*** Supplied material ***
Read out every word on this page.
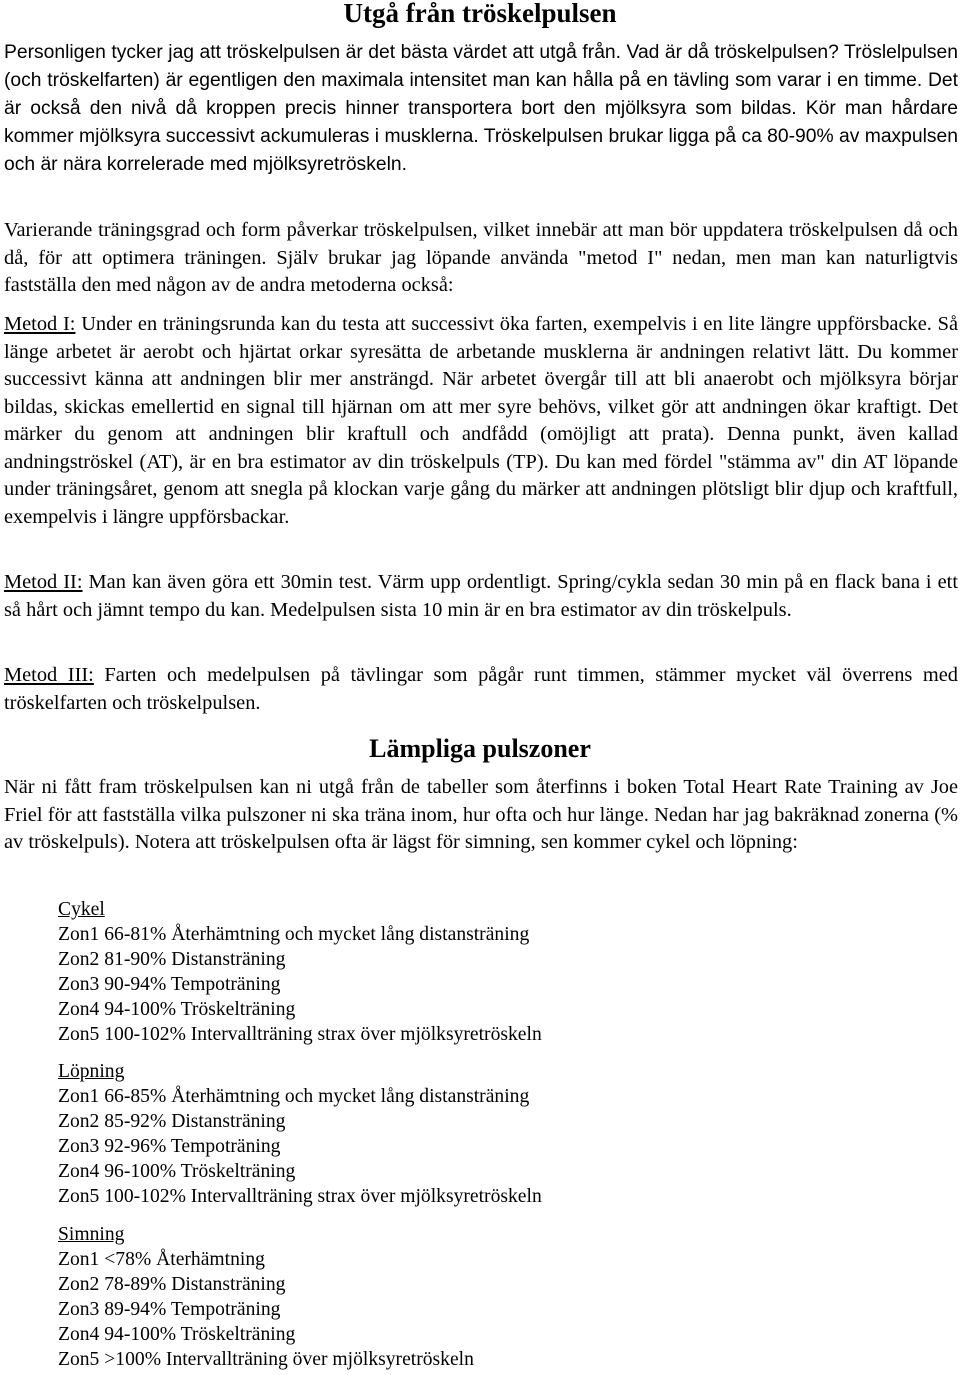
Utgå från tröskelpulsen

Personligen tycker jag att tröskelpulsen är det bästa värdet att utgå från. Vad är då tröskelpulsen? Tröslelpulsen (och tröskelfarten) är egentligen den maximala intensitet man kan hålla på en tävling som varar i en timme. Det är också den nivå då kroppen precis hinner transportera bort den mjölksyra som bildas. Kör man hårdare kommer mjölksyra successivt ackumuleras i musklerna. Tröskelpulsen brukar ligga på ca 80-90% av maxpulsen och är nära korrelerade med mjölksyretröskeln.

Varierande träningsgrad och form påverkar tröskelpulsen, vilket innebär att man bör uppdatera tröskelpulsen då och då, för att optimera träningen. Själv brukar jag löpande använda "metod I" nedan, men man kan naturligtvis fastställa den med någon av de andra metoderna också:

Metod I: Under en träningsrunda kan du testa att successivt öka farten, exempelvis i en lite längre uppförsbacke. Så länge arbetet är aerobt och hjärtat orkar syresätta de arbetande musklerna är andningen relativt lätt. Du kommer successivt känna att andningen blir mer ansträngd. När arbetet övergår till att bli anaerobt och mjölksyra börjar bildas, skickas emellertid en signal till hjärnan om att mer syre behövs, vilket gör att andningen ökar kraftigt. Det märker du genom att andningen blir kraftull och andfådd (omöjligt att prata). Denna punkt, även kallad andningströskel (AT), är en bra estimator av din tröskelpuls (TP). Du kan med fördel "stämma av" din AT löpande under träningsåret, genom att snegla på klockan varje gång du märker att andningen plötsligt blir djup och kraftfull, exempelvis i längre uppförsbackar.

Metod II: Man kan även göra ett 30min test. Värm upp ordentligt. Spring/cykla sedan 30 min på en flack bana i ett så hårt och jämnt tempo du kan. Medelpulsen sista 10 min är en bra estimator av din tröskelpuls.

Metod III: Farten och medelpulsen på tävlingar som pågår runt timmen, stämmer mycket väl överrens med tröskelfarten och tröskelpulsen.

Lämpliga pulszoner

När ni fått fram tröskelpulsen kan ni utgå från de tabeller som återfinns i boken Total Heart Rate Training av Joe Friel för att fastställa vilka pulszoner ni ska träna inom, hur ofta och hur länge. Nedan har jag bakräknad zonerna (% av tröskelpuls). Notera att tröskelpulsen ofta är lägst för simning, sen kommer cykel och löpning:

Cykel
Zon1 66-81% Återhämtning och mycket lång distansträning
Zon2 81-90% Distansträning
Zon3 90-94% Tempoträning
Zon4 94-100% Tröskelträning
Zon5 100-102% Intervallträning strax över mjölksyretröskeln
Löpning
Zon1 66-85% Återhämtning och mycket lång distansträning
Zon2 85-92% Distansträning
Zon3 92-96% Tempoträning
Zon4 96-100% Tröskelträning
Zon5 100-102% Intervallträning strax över mjölksyretröskeln
Simning
Zon1 <78% Återhämtning
Zon2 78-89% Distansträning
Zon3 89-94% Tempoträning
Zon4 94-100% Tröskelträning
Zon5 >100% Intervallträning över mjölksyretröskeln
*** End of Supplied material ***
» **Description of the task**
Would you retype each line above exactly and skip every image?

» **Answer box**
Read out every word on this page.
Utgå från tröskelpulsen

Personligen tycker jag att tröskelpulsen är det bästa värdet att utgå från. Vad är då tröskelpulsen? Tröslelpulsen (och tröskelfarten) är egentligen den maximala intensitet man kan hålla på en tävling som varar i en timme. Det är också den nivå då kroppen precis hinner transportera bort den mjölksyra som bildas. Kör man hårdare kommer mjölksyra successivt ackumuleras i musklerna. Tröskelpulsen brukar ligga på ca 80-90% av maxpulsen och är nära korrelerade med mjölksyretröskeln.

Varierande träningsgrad och form påverkar tröskelpulsen, vilket innebär att man bör uppdatera tröskelpulsen då och då, för att optimera träningen. Själv brukar jag löpande använda "metod I" nedan, men man kan naturligtvis fastställa den med någon av de andra metoderna också:

Metod I: Under en träningsrunda kan du testa att successivt öka farten, exempelvis i en lite längre uppförsbacke. Så länge arbetet är aerobt och hjärtat orkar syresätta de arbetande musklerna är andningen relativt lätt. Du kommer successivt känna att andningen blir mer ansträngd. När arbetet övergår till att bli anaerobt och mjölksyra börjar bildas, skickas emellertid en signal till hjärnan om att mer syre behövs, vilket gör att andningen ökar kraftigt. Det märker du genom att andningen blir kraftull och andfådd (omöjligt att prata). Denna punkt, även kallad andningströskel (AT), är en bra estimator av din tröskelpuls (TP). Du kan med fördel "stämma av" din AT löpande under träningsåret, genom att snegla på klockan varje gång du märker att andningen plötsligt blir djup och kraftfull, exempelvis i längre uppförsbackar.

Metod II: Man kan även göra ett 30min test. Värm upp ordentligt. Spring/cykla sedan 30 min på en flack bana i ett så hårt och jämnt tempo du kan. Medelpulsen sista 10 min är en bra estimator av din tröskelpuls.

Metod III: Farten och medelpulsen på tävlingar som pågår runt timmen, stämmer mycket väl överrens med tröskelfarten och tröskelpulsen.

Lämpliga pulszoner

När ni fått fram tröskelpulsen kan ni utgå från de tabeller som återfinns i boken Total Heart Rate Training av Joe Friel för att fastställa vilka pulszoner ni ska träna inom, hur ofta och hur länge. Nedan har jag bakräknad zonerna (% av tröskelpuls). Notera att tröskelpulsen ofta är lägst för simning, sen kommer cykel och löpning:

Cykel
Zon1 66-81% Återhämtning och mycket lång distansträning
Zon2 81-90% Distansträning
Zon3 90-94% Tempoträning
Zon4 94-100% Tröskelträning
Zon5 100-102% Intervallträning strax över mjölksyretröskeln
Löpning
Zon1 66-85% Återhämtning och mycket lång distansträning
Zon2 85-92% Distansträning
Zon3 92-96% Tempoträning
Zon4 96-100% Tröskelträning
Zon5 100-102% Intervallträning strax över mjölksyretröskeln
Simning
Zon1 <78% Återhämtning
Zon2 78-89% Distansträning
Zon3 89-94% Tempoträning
Zon4 94-100% Tröskelträning
Zon5 >100% Intervallträning över mjölksyretröskeln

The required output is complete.